__Stated goal__. Copy each line exactly. Leave nothing out.

__Material shown__.
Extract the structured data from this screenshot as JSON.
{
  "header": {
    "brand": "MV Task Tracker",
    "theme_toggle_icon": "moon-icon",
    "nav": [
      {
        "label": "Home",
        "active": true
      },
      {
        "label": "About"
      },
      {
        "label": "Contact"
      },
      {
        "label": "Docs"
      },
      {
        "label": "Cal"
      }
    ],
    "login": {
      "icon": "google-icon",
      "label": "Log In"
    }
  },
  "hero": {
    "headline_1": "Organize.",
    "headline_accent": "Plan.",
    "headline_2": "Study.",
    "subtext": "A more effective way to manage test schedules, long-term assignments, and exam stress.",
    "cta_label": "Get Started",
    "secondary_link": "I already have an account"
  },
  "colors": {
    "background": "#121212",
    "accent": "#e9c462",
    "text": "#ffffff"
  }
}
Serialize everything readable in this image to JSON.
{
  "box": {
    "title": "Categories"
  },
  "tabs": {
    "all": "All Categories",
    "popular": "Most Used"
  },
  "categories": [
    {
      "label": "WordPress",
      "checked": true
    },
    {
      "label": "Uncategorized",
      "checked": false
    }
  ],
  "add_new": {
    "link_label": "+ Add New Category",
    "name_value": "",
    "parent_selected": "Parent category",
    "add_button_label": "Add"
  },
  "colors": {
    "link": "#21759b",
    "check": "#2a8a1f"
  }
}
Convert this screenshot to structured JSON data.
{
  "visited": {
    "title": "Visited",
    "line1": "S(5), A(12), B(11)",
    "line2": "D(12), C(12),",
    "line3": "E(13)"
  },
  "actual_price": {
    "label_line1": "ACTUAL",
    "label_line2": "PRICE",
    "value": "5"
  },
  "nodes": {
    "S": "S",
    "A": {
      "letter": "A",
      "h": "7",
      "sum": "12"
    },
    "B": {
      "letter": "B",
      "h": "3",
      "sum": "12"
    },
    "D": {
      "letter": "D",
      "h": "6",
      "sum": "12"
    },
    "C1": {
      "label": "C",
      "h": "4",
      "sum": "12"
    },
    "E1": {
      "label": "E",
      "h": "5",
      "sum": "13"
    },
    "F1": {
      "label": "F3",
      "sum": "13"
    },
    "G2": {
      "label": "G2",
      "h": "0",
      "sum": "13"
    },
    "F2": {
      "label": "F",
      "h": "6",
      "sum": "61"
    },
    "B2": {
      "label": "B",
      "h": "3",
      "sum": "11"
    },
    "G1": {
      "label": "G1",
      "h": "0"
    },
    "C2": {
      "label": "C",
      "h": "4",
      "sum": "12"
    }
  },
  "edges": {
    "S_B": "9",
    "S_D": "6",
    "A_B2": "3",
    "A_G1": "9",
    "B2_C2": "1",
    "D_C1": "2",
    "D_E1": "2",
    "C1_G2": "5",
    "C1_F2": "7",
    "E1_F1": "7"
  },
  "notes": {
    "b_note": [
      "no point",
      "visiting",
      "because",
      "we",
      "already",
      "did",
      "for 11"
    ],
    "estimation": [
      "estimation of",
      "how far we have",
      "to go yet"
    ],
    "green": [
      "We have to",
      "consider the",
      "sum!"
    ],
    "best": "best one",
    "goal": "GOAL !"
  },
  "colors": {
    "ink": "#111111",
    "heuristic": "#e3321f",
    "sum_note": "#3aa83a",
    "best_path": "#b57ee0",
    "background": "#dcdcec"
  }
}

__Result of this exercise__.
Extract the structured data from this screenshot as JSON.
{
  "header": {
    "brand": "MV Task Tracker",
    "theme_toggle_icon": "moon-icon",
    "nav": [
      {
        "label": "Home",
        "active": true
      },
      {
        "label": "About"
      },
      {
        "label": "Contact"
      },
      {
        "label": "Docs"
      },
      {
        "label": "Cal"
      }
    ],
    "login": {
      "icon": "google-icon",
      "label": "Log In"
    }
  },
  "hero": {
    "headline_1": "Organize.",
    "headline_accent": "Plan.",
    "headline_2": "Study.",
    "subtext": "A more effective way to manage test schedules, long-term assignments, and exam stress.",
    "cta_label": "Get Started",
    "secondary_link": "I already have an account"
  },
  "colors": {
    "background": "#121212",
    "accent": "#e9c462",
    "text": "#ffffff"
  }
}
Serialize everything readable in this image to JSON.
{
  "box": {
    "title": "Categories"
  },
  "tabs": {
    "all": "All Categories",
    "popular": "Most Used"
  },
  "categories": [
    {
      "label": "WordPress",
      "checked": true
    },
    {
      "label": "Uncategorized",
      "checked": false
    }
  ],
  "add_new": {
    "link_label": "+ Add New Category",
    "name_value": "",
    "parent_selected": "Parent category",
    "add_button_label": "Add"
  },
  "colors": {
    "link": "#21759b",
    "check": "#2a8a1f"
  }
}
Convert this screenshot to structured JSON data.
{
  "visited": {
    "title": "Visited",
    "line1": "S(5), A(12), B(11)",
    "line2": "D(12), C(12),",
    "line3": "E(13)"
  },
  "actual_price": {
    "label_line1": "ACTUAL",
    "label_line2": "PRICE",
    "value": "5"
  },
  "nodes": {
    "S": "S",
    "A": {
      "letter": "A",
      "h": "7",
      "sum": "12"
    },
    "B": {
      "letter": "B",
      "h": "3",
      "sum": "12"
    },
    "D": {
      "letter": "D",
      "h": "6",
      "sum": "12"
    },
    "C1": {
      "label": "C",
      "h": "4",
      "sum": "12"
    },
    "E1": {
      "label": "E",
      "h": "5",
      "sum": "13"
    },
    "F1": {
      "label": "F3",
      "sum": "13"
    },
    "G2": {
      "label": "G2",
      "h": "0",
      "sum": "13"
    },
    "F2": {
      "label": "F",
      "h": "6",
      "sum": "61"
    },
    "B2": {
      "label": "B",
      "h": "3",
      "sum": "11"
    },
    "G1": {
      "label": "G1",
      "h": "0"
    },
    "C2": {
      "label": "C",
      "h": "4",
      "sum": "12"
    }
  },
  "edges": {
    "S_B": "9",
    "S_D": "6",
    "A_B2": "3",
    "A_G1": "9",
    "B2_C2": "1",
    "D_C1": "2",
    "D_E1": "2",
    "C1_G2": "5",
    "C1_F2": "7",
    "E1_F1": "7"
  },
  "notes": {
    "b_note": [
      "no point",
      "visiting",
      "because",
      "we",
      "already",
      "did",
      "for 11"
    ],
    "estimation": [
      "estimation of",
      "how far we have",
      "to go yet"
    ],
    "green": [
      "We have to",
      "consider the",
      "sum!"
    ],
    "best": "best one",
    "goal": "GOAL !"
  },
  "colors": {
    "ink": "#111111",
    "heuristic": "#e3321f",
    "sum_note": "#3aa83a",
    "best_path": "#b57ee0",
    "background": "#dcdcec"
  }
}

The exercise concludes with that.